GOAL: Return each line containing the string "себя".

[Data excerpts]

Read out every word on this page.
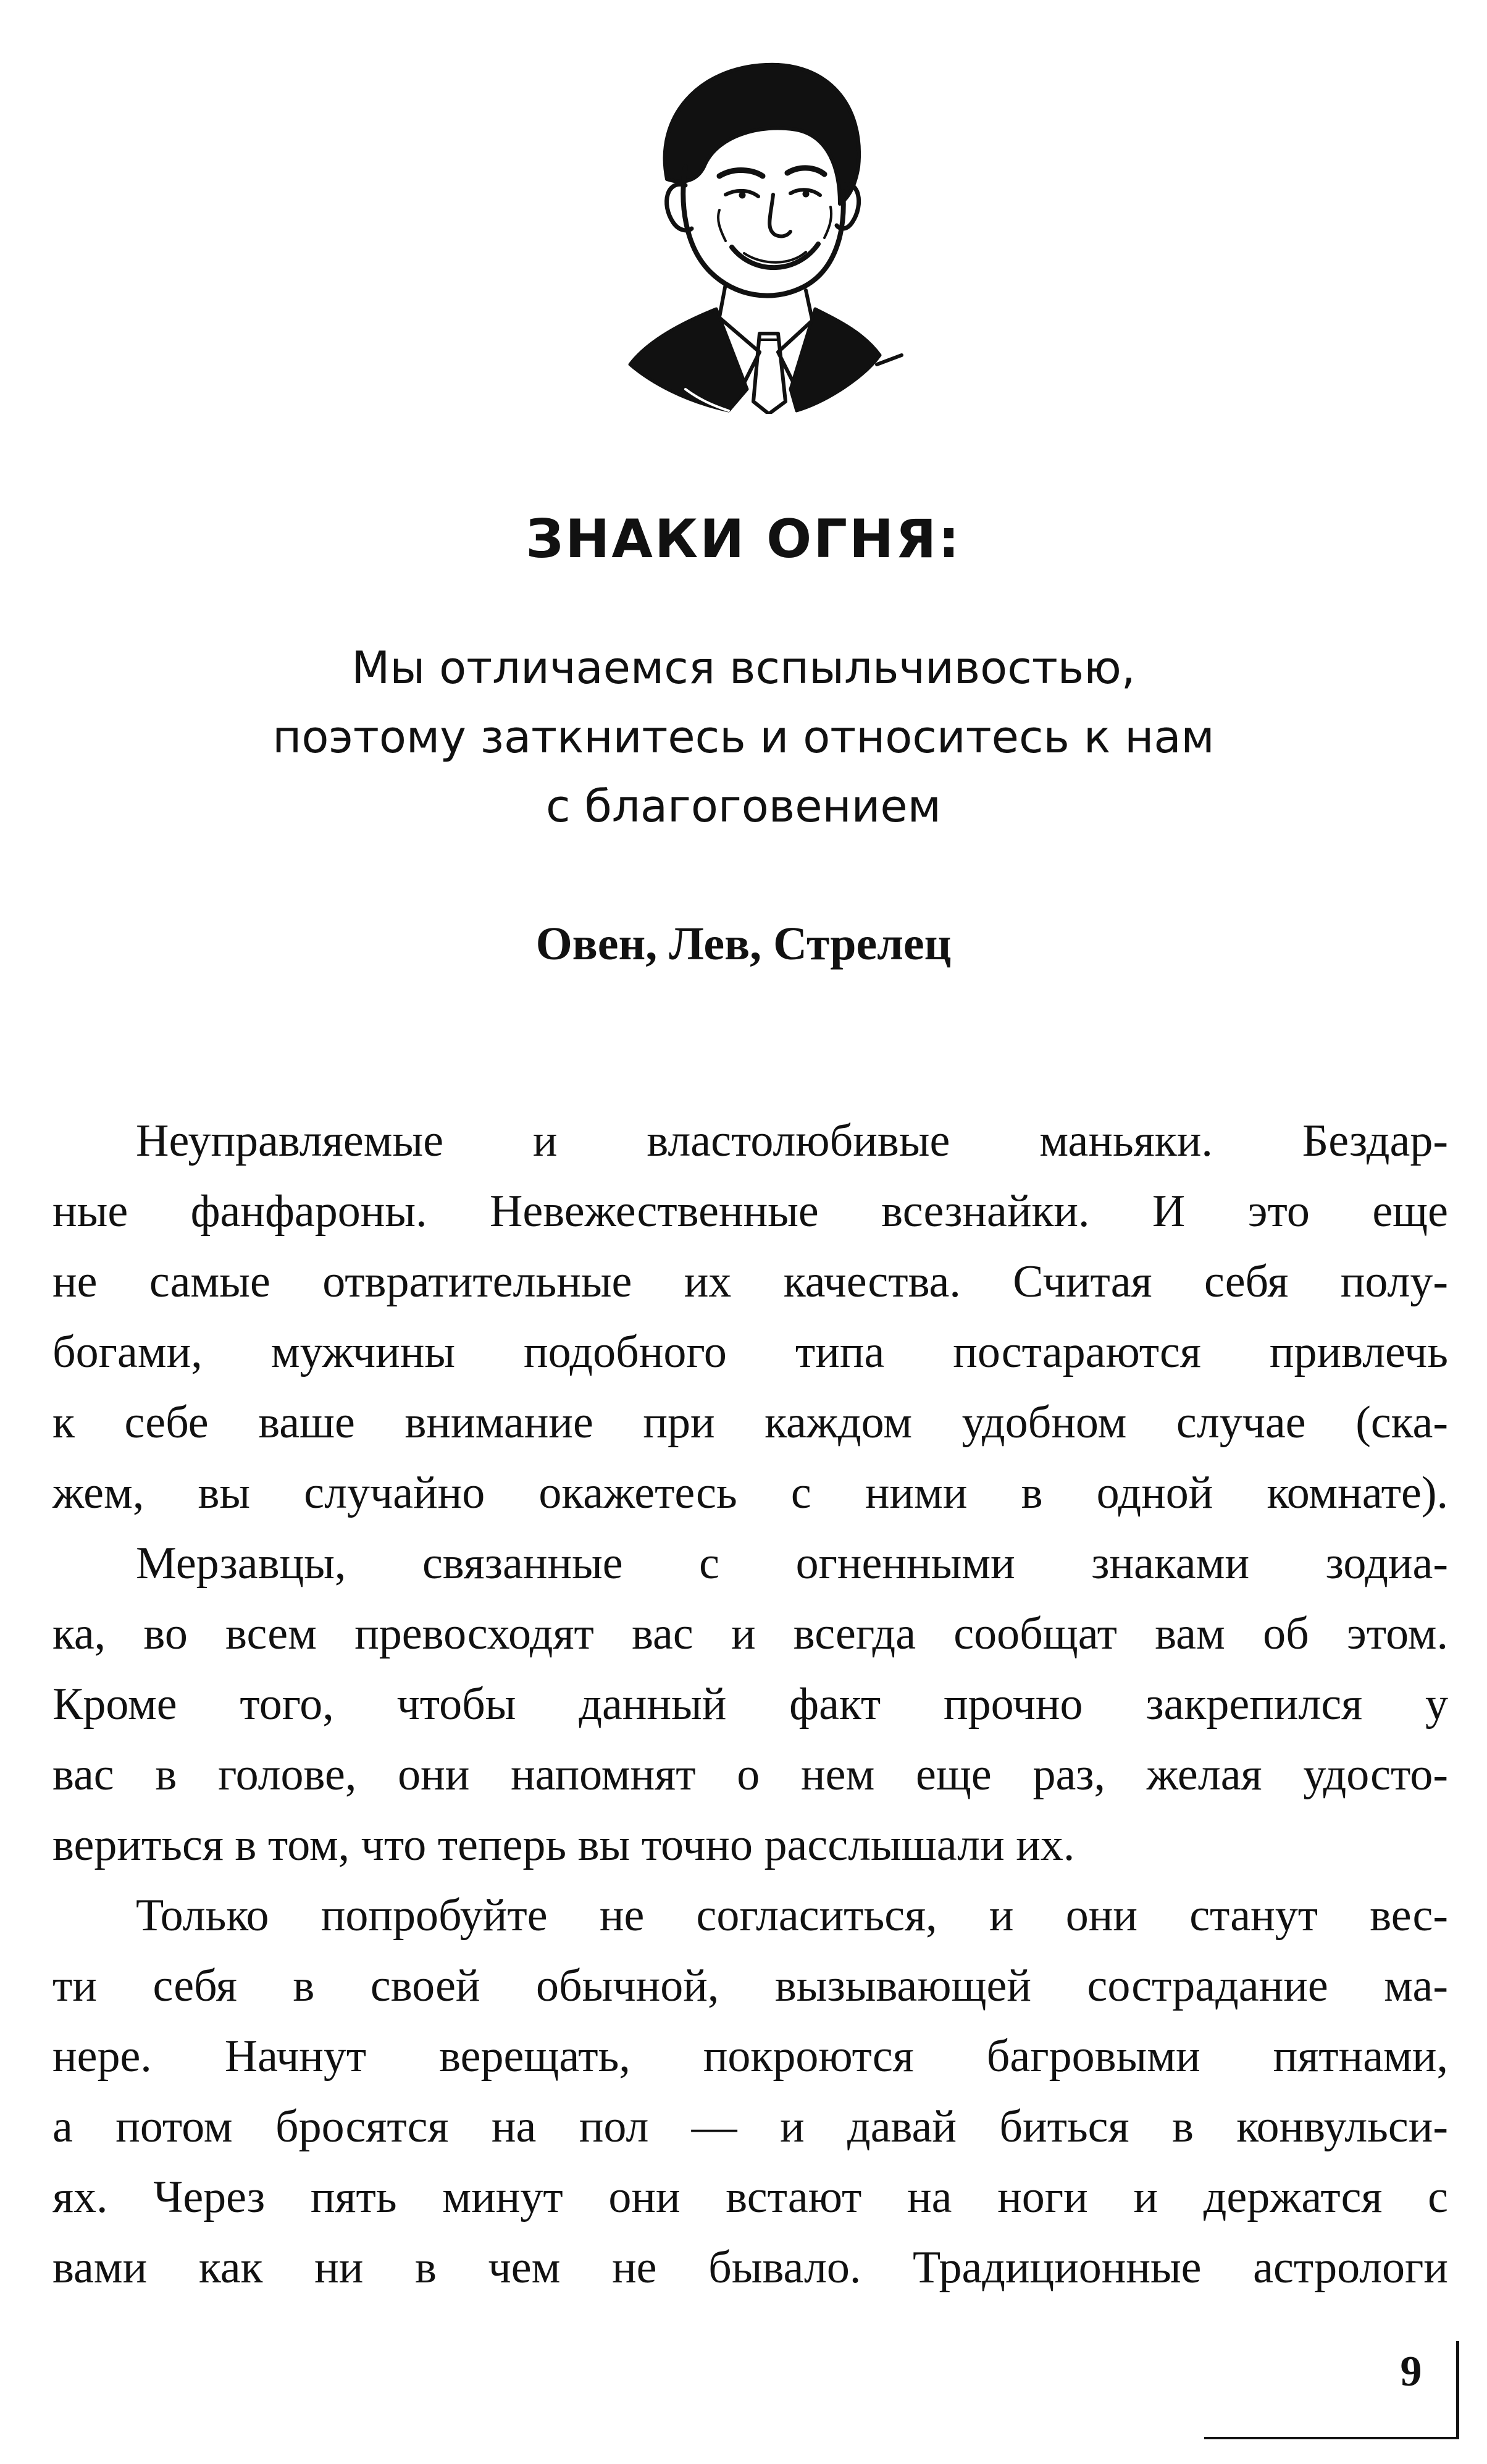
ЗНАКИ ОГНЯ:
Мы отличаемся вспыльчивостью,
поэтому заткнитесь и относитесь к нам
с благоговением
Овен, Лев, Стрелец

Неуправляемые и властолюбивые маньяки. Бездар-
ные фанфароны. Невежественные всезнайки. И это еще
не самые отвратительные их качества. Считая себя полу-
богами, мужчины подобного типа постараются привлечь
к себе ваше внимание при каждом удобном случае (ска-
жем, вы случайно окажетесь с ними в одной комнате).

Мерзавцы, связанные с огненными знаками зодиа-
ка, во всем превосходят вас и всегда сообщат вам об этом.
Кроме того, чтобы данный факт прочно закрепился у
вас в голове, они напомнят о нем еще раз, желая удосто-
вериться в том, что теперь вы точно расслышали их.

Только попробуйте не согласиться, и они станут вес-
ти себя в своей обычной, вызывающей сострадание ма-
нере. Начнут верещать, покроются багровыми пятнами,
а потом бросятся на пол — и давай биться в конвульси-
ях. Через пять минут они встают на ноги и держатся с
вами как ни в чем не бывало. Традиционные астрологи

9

--

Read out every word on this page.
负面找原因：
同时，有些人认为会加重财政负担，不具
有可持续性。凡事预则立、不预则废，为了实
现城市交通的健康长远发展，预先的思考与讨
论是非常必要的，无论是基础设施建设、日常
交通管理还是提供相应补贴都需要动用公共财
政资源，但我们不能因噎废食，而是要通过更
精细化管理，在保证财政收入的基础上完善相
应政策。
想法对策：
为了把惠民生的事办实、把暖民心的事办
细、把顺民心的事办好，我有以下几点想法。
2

FINISHED TASK:
не самые отвратительные их качества. Считая себя полу-
ти себя в своей обычной, вызывающей сострадание ма-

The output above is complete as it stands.